(Data entries for graphics)
++++++++

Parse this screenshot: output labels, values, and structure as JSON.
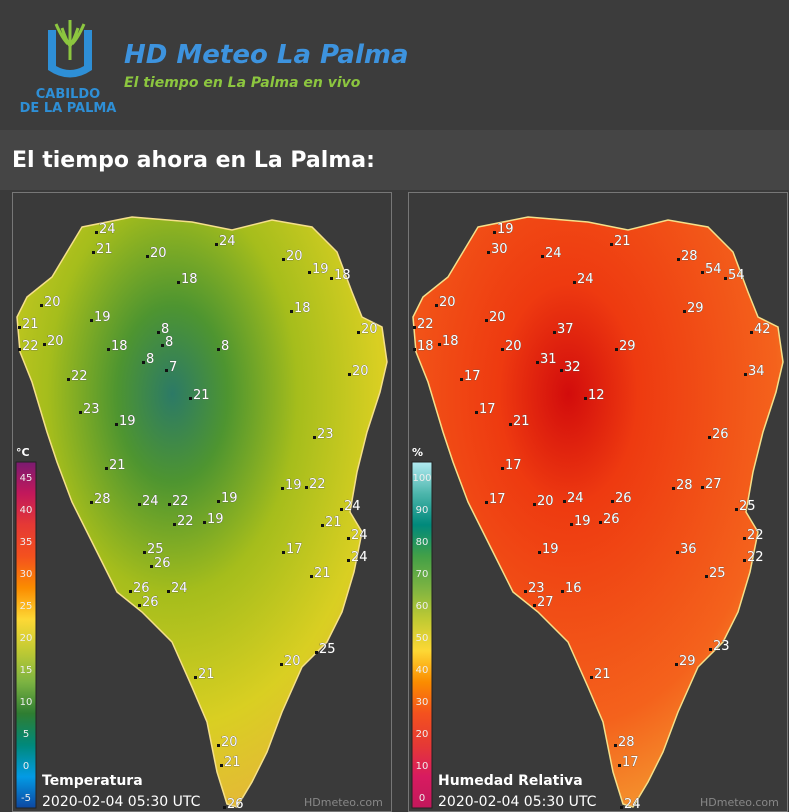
{
  "header": {
    "logo_text": [
      "CABILDO",
      "DE LA PALMA"
    ],
    "title": "HD Meteo La Palma",
    "subtitle": "El tiempo en La Palma en vivo"
  },
  "heading": "El tiempo ahora en La Palma:",
  "maps": [
    {
      "title": "Temperatura",
      "timestamp": "2020-02-04 05:30 UTC",
      "unit": "°C",
      "legend_ticks": [
        45,
        40,
        35,
        30,
        25,
        20,
        15,
        10,
        5,
        0,
        -5
      ],
      "stations": [
        24,
        21,
        20,
        24,
        20,
        19,
        18,
        18,
        20,
        19,
        18,
        21,
        20,
        22,
        20,
        18,
        8,
        8,
        8,
        8,
        7,
        22,
        20,
        21,
        23,
        19,
        23,
        21,
        28,
        24,
        22,
        19,
        19,
        22,
        24,
        19,
        22,
        21,
        24,
        25,
        17,
        26,
        24,
        26,
        24,
        21,
        26,
        25,
        20,
        21,
        20,
        21,
        26
      ],
      "watermark": "HDmeteo.com"
    },
    {
      "title": "Humedad Relativa",
      "timestamp": "2020-02-04 05:30 UTC",
      "unit": "%",
      "legend_ticks": [
        100,
        90,
        80,
        70,
        60,
        50,
        40,
        30,
        20,
        10,
        0
      ],
      "stations": [
        19,
        30,
        21,
        24,
        28,
        54,
        54,
        24,
        20,
        29,
        20,
        22,
        37,
        42,
        18,
        18,
        20,
        29,
        31,
        32,
        17,
        34,
        12,
        17,
        21,
        26,
        17,
        17,
        20,
        24,
        26,
        28,
        27,
        25,
        19,
        26,
        22,
        22,
        36,
        19,
        25,
        23,
        16,
        27,
        23,
        29,
        21,
        28,
        17,
        24
      ],
      "watermark": "HDmeteo.com"
    }
  ]
}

++++++++

Task to carry out:
Print out every entry above without changing a word, and leave out the pictures.

Task response:
Parse this screenshot: output labels, values, and structure as JSON.
{
  "header": {
    "logo_text": [
      "CABILDO",
      "DE LA PALMA"
    ],
    "title": "HD Meteo La Palma",
    "subtitle": "El tiempo en La Palma en vivo"
  },
  "heading": "El tiempo ahora en La Palma:",
  "maps": [
    {
      "title": "Temperatura",
      "timestamp": "2020-02-04 05:30 UTC",
      "unit": "°C",
      "legend_ticks": [
        45,
        40,
        35,
        30,
        25,
        20,
        15,
        10,
        5,
        0,
        -5
      ],
      "stations": [
        24,
        21,
        20,
        24,
        20,
        19,
        18,
        18,
        20,
        19,
        18,
        21,
        20,
        22,
        20,
        18,
        8,
        8,
        8,
        8,
        7,
        22,
        20,
        21,
        23,
        19,
        23,
        21,
        28,
        24,
        22,
        19,
        19,
        22,
        24,
        19,
        22,
        21,
        24,
        25,
        17,
        26,
        24,
        26,
        24,
        21,
        26,
        25,
        20,
        21,
        20,
        21,
        26
      ],
      "watermark": "HDmeteo.com"
    },
    {
      "title": "Humedad Relativa",
      "timestamp": "2020-02-04 05:30 UTC",
      "unit": "%",
      "legend_ticks": [
        100,
        90,
        80,
        70,
        60,
        50,
        40,
        30,
        20,
        10,
        0
      ],
      "stations": [
        19,
        30,
        21,
        24,
        28,
        54,
        54,
        24,
        20,
        29,
        20,
        22,
        37,
        42,
        18,
        18,
        20,
        29,
        31,
        32,
        17,
        34,
        12,
        17,
        21,
        26,
        17,
        17,
        20,
        24,
        26,
        28,
        27,
        25,
        19,
        26,
        22,
        22,
        36,
        19,
        25,
        23,
        16,
        27,
        23,
        29,
        21,
        28,
        17,
        24
      ],
      "watermark": "HDmeteo.com"
    }
  ]
}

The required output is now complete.